### Written task
Collect all lines from the listing that include the string "create".

[Items from a dataset]
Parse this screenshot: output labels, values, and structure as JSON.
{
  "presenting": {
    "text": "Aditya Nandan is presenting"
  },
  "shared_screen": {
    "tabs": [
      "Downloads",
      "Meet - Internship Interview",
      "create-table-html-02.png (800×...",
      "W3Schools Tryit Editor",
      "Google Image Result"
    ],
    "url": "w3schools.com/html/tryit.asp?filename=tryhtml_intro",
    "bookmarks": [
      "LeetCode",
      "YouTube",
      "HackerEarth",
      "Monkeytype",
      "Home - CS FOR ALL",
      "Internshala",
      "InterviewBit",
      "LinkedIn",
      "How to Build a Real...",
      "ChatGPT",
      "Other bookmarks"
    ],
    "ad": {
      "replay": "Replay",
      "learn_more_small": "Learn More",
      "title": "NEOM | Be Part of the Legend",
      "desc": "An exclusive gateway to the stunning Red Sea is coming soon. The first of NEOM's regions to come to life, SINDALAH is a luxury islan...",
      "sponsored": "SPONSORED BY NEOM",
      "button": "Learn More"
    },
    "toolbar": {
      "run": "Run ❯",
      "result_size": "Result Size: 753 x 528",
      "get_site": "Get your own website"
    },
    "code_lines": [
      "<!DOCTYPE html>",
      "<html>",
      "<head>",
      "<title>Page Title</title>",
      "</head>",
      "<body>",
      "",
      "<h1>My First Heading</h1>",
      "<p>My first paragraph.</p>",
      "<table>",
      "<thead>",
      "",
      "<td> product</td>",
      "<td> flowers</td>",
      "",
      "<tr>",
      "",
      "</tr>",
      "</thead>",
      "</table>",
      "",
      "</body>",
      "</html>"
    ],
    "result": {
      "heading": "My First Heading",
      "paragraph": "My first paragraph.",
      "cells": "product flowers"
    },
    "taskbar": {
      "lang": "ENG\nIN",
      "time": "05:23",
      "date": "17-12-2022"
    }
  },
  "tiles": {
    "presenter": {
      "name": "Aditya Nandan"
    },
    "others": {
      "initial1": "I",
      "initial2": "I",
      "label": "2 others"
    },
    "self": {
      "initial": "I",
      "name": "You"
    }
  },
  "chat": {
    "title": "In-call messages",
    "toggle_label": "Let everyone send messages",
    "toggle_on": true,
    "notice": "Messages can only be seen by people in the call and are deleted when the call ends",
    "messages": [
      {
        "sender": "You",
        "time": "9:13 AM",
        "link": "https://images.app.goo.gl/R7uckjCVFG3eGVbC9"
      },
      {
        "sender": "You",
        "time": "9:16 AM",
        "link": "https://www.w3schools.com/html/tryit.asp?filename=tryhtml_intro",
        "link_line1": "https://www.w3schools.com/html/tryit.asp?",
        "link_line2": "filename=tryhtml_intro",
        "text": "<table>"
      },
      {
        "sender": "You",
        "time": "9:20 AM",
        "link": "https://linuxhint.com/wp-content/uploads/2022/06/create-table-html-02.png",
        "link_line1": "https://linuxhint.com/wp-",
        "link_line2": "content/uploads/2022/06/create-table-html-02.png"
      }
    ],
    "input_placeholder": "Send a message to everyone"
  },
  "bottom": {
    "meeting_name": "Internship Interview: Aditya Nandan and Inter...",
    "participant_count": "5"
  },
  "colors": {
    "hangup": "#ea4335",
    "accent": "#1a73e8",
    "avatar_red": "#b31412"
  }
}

### Response below
      "create-table-html-02.png (800×...",
        "link": "https://linuxhint.com/wp-content/uploads/2022/06/create-table-html-02.png",
        "link_line2": "content/uploads/2022/06/create-table-html-02.png"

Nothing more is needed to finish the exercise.